Aim of the exercise
Return each line holding the string "منهدم".

==============================

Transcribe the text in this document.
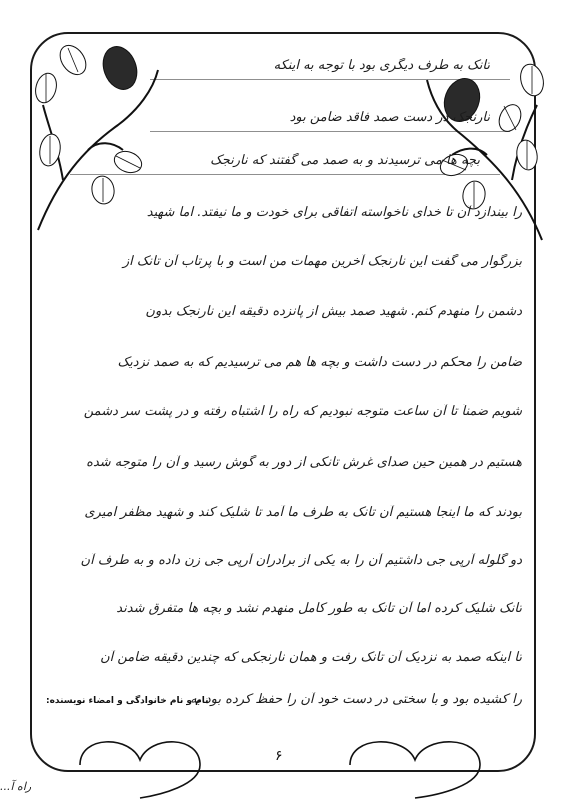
تانک به طرف دیگری بود با توجه به اینکه
نارنجک در دست صمد فاقد ضامن بود
بچه ها می ترسیدند و به صمد می گفتند که نارنجک
را بیندازد آن تا خدای ناخواسته اتفاقی برای خودت و ما نیفتد. اما شهید
بزرگوار می گفت این نارنجک آخرین مهمات من است و با پرتاب آن تانک از
دشمن را منهدم کنم. شهید صمد بیش از پانزده دقیقه این نارنجک بدون
ضامن را محکم در دست داشت و بچه ها هم می ترسیدیم که به صمد نزدیک
شویم ضمناً تا آن ساعت متوجه نبودیم که راه را اشتباه رفته و در پشت سر دشمن
هستیم در همین حین صدای غرش تانکی از دور به گوش رسید و آن را متوجه شده
بودند که ما اینجا هستیم آن تانک به طرف ما آمد تا شلیک کند و شهید مظفر امیری
دو گلوله آرپی جی داشتیم آن را به یکی از برادران آرپی جی زن داده و به طرف آن
تانک شلیک کرده اما آن تانک به طور کامل منهدم نشد و بچه ها متفرق شدند
تا اینکه صمد به نزدیک آن تانک رفت و همان نارنجکی که چندین دقیقه ضامن آن
را کشیده بود و با سختی در دست خود آن را حفظ کرده بود به
نام و نام خانوادگی و امضاء نویسنده:
۶
...راه آ
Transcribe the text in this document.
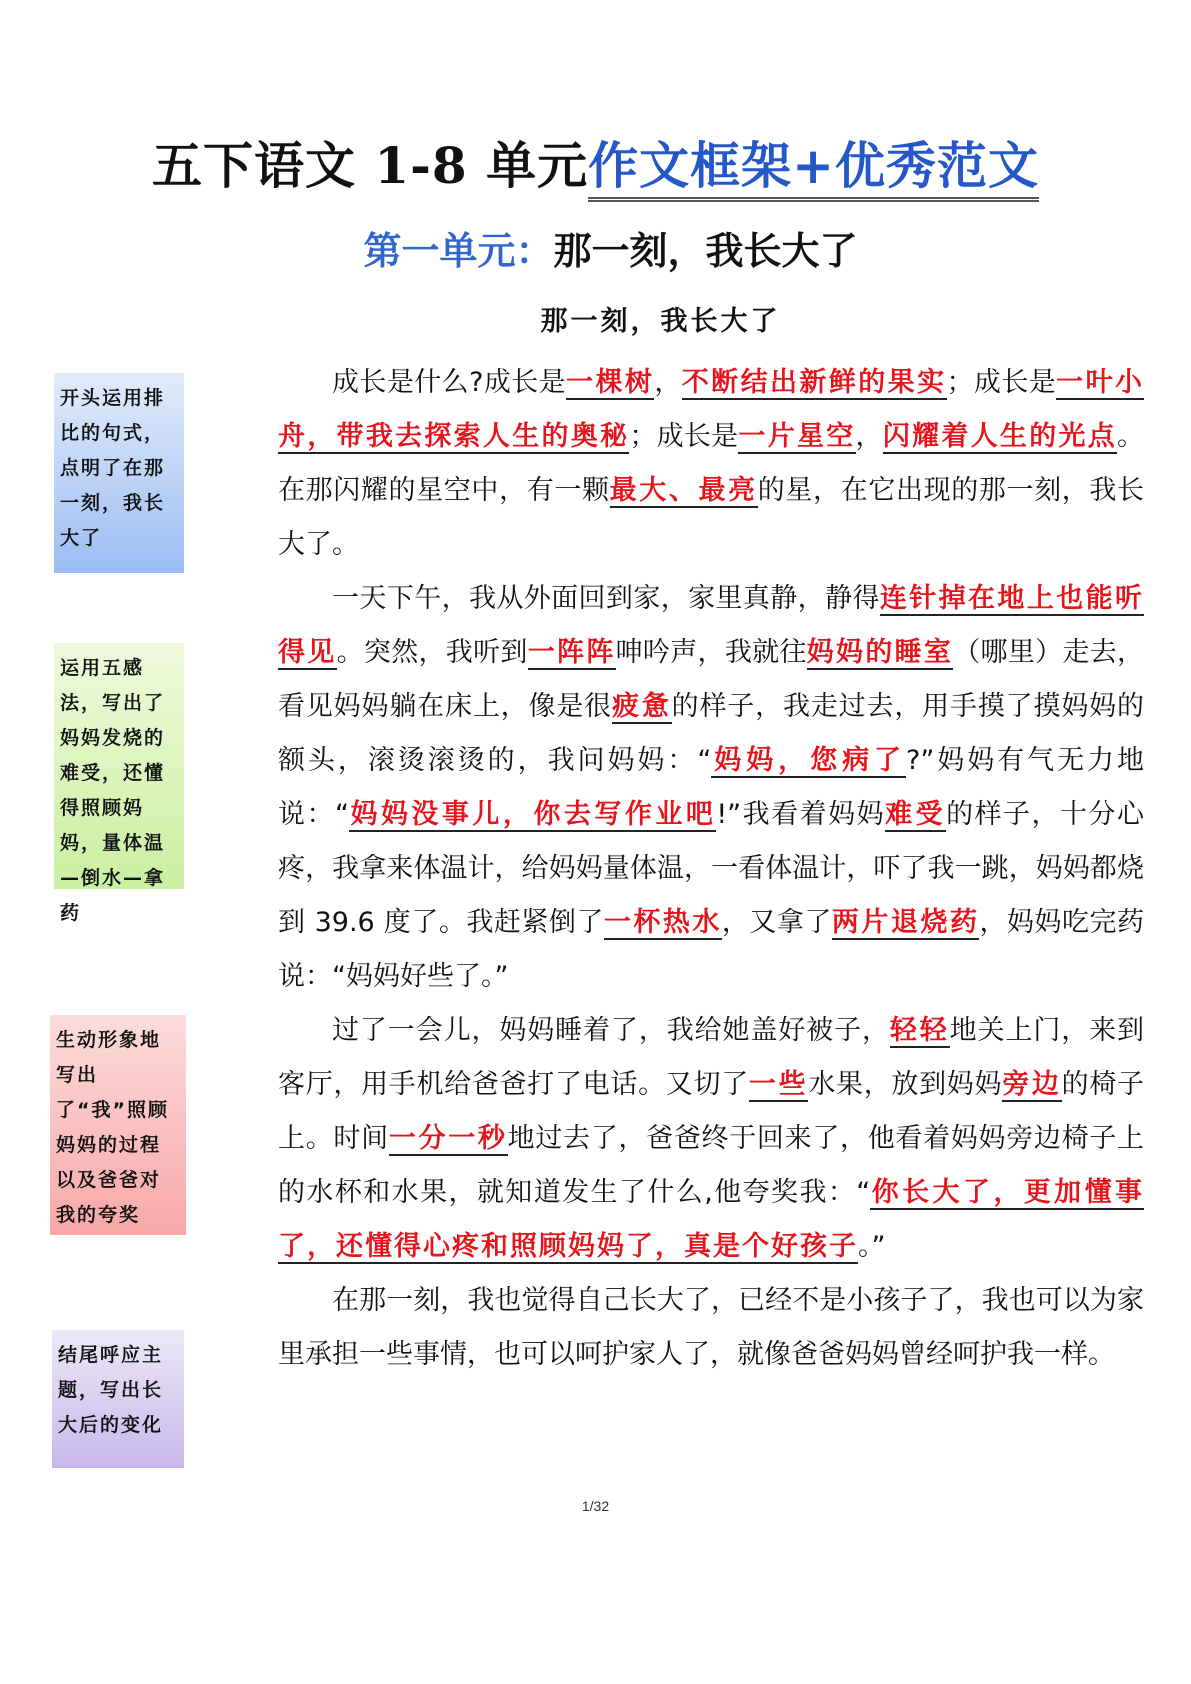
五下语文 1-8 单元作文框架+优秀范文
第一单元：那一刻，我长大了
那一刻，我长大了
开头运用排比的句式，点明了在那一刻，我长大了
运用五感法，写出了妈妈发烧的难受，还懂得照顾妈妈，量体温—倒水—拿药
生动形象地写出了“我”照顾妈妈的过程以及爸爸对我的夸奖
结尾呼应主题，写出长大后的变化

成长是什么?成长是一棵树，不断结出新鲜的果实；成长是一叶小舟，带我去探索人生的奥秘；成长是一片星空，闪耀着人生的光点。在那闪耀的星空中，有一颗最大、最亮的星，在它出现的那一刻，我长大了。

一天下午，我从外面回到家，家里真静，静得连针掉在地上也能听得见。突然，我听到一阵阵呻吟声，我就往妈妈的睡室（哪里）走去，看见妈妈躺在床上，像是很疲惫的样子，我走过去，用手摸了摸妈妈的额头，滚烫滚烫的，我问妈妈：“妈妈，您病了?”妈妈有气无力地说：“妈妈没事儿，你去写作业吧!”我看着妈妈难受的样子，十分心疼，我拿来体温计，给妈妈量体温，一看体温计，吓了我一跳，妈妈都烧到 39.6 度了。我赶紧倒了一杯热水，又拿了两片退烧药，妈妈吃完药说：“妈妈好些了。”

过了一会儿，妈妈睡着了，我给她盖好被子，轻轻地关上门，来到客厅，用手机给爸爸打了电话。又切了一些水果，放到妈妈旁边的椅子上。时间一分一秒地过去了，爸爸终于回来了，他看着妈妈旁边椅子上的水杯和水果，就知道发生了什么,他夸奖我：“你长大了，更加懂事了，还懂得心疼和照顾妈妈了，真是个好孩子。”

在那一刻，我也觉得自己长大了，已经不是小孩子了，我也可以为家里承担一些事情，也可以呵护家人了，就像爸爸妈妈曾经呵护我一样。

1/32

==============================

Result for this exercise
دشمن را منهدم کنم. شهید صمد بیش از پانزده دقیقه این نارنجک بدون
تانک شلیک کرده اما آن تانک به طور کامل منهدم نشد و بچه ها متفرق شدند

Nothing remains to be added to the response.